─── Given information

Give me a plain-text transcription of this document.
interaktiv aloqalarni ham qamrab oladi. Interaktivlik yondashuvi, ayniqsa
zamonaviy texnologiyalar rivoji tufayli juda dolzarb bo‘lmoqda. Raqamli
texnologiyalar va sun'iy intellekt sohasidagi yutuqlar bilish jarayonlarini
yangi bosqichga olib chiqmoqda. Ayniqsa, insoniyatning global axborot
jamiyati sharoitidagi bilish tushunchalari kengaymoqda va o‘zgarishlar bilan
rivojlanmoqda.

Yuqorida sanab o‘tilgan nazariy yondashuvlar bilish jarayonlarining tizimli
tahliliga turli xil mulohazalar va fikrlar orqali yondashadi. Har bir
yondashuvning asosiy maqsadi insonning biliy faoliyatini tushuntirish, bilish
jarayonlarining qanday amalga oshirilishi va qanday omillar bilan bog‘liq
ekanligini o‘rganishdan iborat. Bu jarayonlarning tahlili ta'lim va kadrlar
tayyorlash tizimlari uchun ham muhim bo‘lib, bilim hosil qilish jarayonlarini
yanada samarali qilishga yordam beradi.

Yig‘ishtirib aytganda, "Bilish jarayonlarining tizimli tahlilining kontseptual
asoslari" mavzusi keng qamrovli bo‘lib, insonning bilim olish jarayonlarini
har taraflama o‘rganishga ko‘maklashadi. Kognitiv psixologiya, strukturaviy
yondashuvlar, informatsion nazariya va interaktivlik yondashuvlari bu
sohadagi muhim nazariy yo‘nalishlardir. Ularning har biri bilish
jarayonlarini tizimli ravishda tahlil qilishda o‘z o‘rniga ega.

──────

◆ **Exercise**
Restate the records, all of them, precisely as written.

◆ **Output for this exercise**
Give me a plain-text transcription of this document.
interaktiv aloqalarni ham qamrab oladi. Interaktivlik yondashuvi, ayniqsa
zamonaviy texnologiyalar rivoji tufayli juda dolzarb bo‘lmoqda. Raqamli
texnologiyalar va sun'iy intellekt sohasidagi yutuqlar bilish jarayonlarini
yangi bosqichga olib chiqmoqda. Ayniqsa, insoniyatning global axborot
jamiyati sharoitidagi bilish tushunchalari kengaymoqda va o‘zgarishlar bilan
rivojlanmoqda.

Yuqorida sanab o‘tilgan nazariy yondashuvlar bilish jarayonlarining tizimli
tahliliga turli xil mulohazalar va fikrlar orqali yondashadi. Har bir
yondashuvning asosiy maqsadi insonning biliy faoliyatini tushuntirish, bilish
jarayonlarining qanday amalga oshirilishi va qanday omillar bilan bog‘liq
ekanligini o‘rganishdan iborat. Bu jarayonlarning tahlili ta'lim va kadrlar
tayyorlash tizimlari uchun ham muhim bo‘lib, bilim hosil qilish jarayonlarini
yanada samarali qilishga yordam beradi.

Yig‘ishtirib aytganda, "Bilish jarayonlarining tizimli tahlilining kontseptual
asoslari" mavzusi keng qamrovli bo‘lib, insonning bilim olish jarayonlarini
har taraflama o‘rganishga ko‘maklashadi. Kognitiv psixologiya, strukturaviy
yondashuvlar, informatsion nazariya va interaktivlik yondashuvlari bu
sohadagi muhim nazariy yo‘nalishlardir. Ularning har biri bilish
jarayonlarini tizimli ravishda tahlil qilishda o‘z o‘rniga ega.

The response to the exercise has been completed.